[Records from a data source]
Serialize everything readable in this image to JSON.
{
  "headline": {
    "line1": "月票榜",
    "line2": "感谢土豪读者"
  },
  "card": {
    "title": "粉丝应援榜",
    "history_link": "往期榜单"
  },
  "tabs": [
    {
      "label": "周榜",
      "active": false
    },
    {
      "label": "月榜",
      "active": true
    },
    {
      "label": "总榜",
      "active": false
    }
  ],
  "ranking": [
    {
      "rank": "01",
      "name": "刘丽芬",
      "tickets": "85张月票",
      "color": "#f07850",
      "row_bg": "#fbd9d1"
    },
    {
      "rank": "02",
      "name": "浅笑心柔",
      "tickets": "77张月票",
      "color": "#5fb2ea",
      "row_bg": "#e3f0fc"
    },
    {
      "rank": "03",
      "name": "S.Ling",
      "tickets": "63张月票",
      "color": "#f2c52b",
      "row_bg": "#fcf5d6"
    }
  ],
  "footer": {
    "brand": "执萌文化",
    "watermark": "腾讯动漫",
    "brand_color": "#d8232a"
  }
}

**PROBLEM DESCRIPTION**
Each entry is to be returned in full, character for character.

**EXERCISE RESULT**
Serialize everything readable in this image to JSON.
{
  "headline": {
    "line1": "月票榜",
    "line2": "感谢土豪读者"
  },
  "card": {
    "title": "粉丝应援榜",
    "history_link": "往期榜单"
  },
  "tabs": [
    {
      "label": "周榜",
      "active": false
    },
    {
      "label": "月榜",
      "active": true
    },
    {
      "label": "总榜",
      "active": false
    }
  ],
  "ranking": [
    {
      "rank": "01",
      "name": "刘丽芬",
      "tickets": "85张月票",
      "color": "#f07850",
      "row_bg": "#fbd9d1"
    },
    {
      "rank": "02",
      "name": "浅笑心柔",
      "tickets": "77张月票",
      "color": "#5fb2ea",
      "row_bg": "#e3f0fc"
    },
    {
      "rank": "03",
      "name": "S.Ling",
      "tickets": "63张月票",
      "color": "#f2c52b",
      "row_bg": "#fcf5d6"
    }
  ],
  "footer": {
    "brand": "执萌文化",
    "watermark": "腾讯动漫",
    "brand_color": "#d8232a"
  }
}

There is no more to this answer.